- _SUPPLIED RECORDS_:

◇ ◇ ◇

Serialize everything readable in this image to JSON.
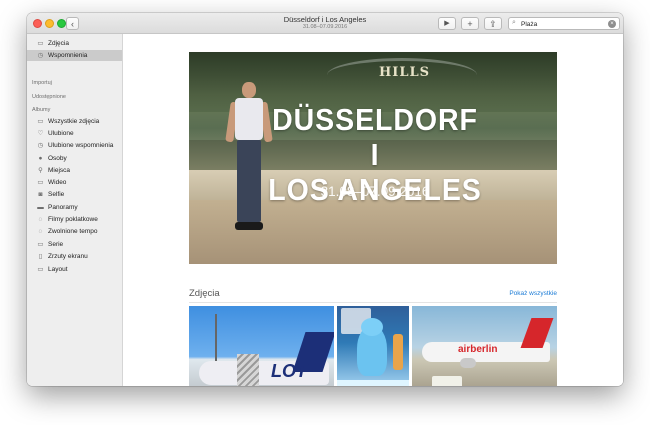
{
  "window": {
    "title": "Düsseldorf i Los Angeles",
    "subtitle": "31.08–07.09.2016"
  },
  "toolbar": {
    "back_icon": "‹",
    "play_icon": "▶",
    "add_icon": "+",
    "share_icon": "⇪",
    "search": {
      "value": "Plaża",
      "icon": "⌕",
      "clear_icon": "×"
    }
  },
  "sidebar": {
    "top_items": [
      {
        "label": "Zdjęcia",
        "icon": "▭"
      },
      {
        "label": "Wspomnienia",
        "icon": "◷"
      }
    ],
    "sections": {
      "imported": "Importuj",
      "shared": "Udostępnione",
      "albums": "Albumy"
    },
    "albums": [
      {
        "label": "Wszystkie zdjęcia",
        "icon": "▭"
      },
      {
        "label": "Ulubione",
        "icon": "♡"
      },
      {
        "label": "Ulubione wspomnienia",
        "icon": "◷"
      },
      {
        "label": "Osoby",
        "icon": "●"
      },
      {
        "label": "Miejsca",
        "icon": "⚲"
      },
      {
        "label": "Wideo",
        "icon": "▭"
      },
      {
        "label": "Selfie",
        "icon": "◙"
      },
      {
        "label": "Panoramy",
        "icon": "▬"
      },
      {
        "label": "Filmy poklatkowe",
        "icon": "◌"
      },
      {
        "label": "Zwolnione tempo",
        "icon": "◌"
      },
      {
        "label": "Serie",
        "icon": "▭"
      },
      {
        "label": "Zrzuty ekranu",
        "icon": "▯"
      },
      {
        "label": "Layout",
        "icon": "▭"
      }
    ]
  },
  "main": {
    "hero": {
      "sign_text": "HILLS",
      "title_line1": "DÜSSELDORF I",
      "title_line2": "LOS ANGELES",
      "dates": "31.08–07.09.2016"
    },
    "photos_section": {
      "title": "Zdjęcia",
      "show_all": "Pokaż wszystkie"
    },
    "thumbs": {
      "plane1_logo": "LOT",
      "plane3_logo": "airberlin"
    }
  },
  "colors": {
    "accent": "#1c7cd6",
    "sidebar_bg": "#eeeeee",
    "selected_bg": "#cbcbcb"
  }
}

◇ ◇ ◇

- _WHAT IS ASKED_: Go through the data and gather every line that holds "Ulubione".

- _SOLUTION TO THIS TASK_:
        "label": "Ulubione",
        "label": "Ulubione wspomnienia",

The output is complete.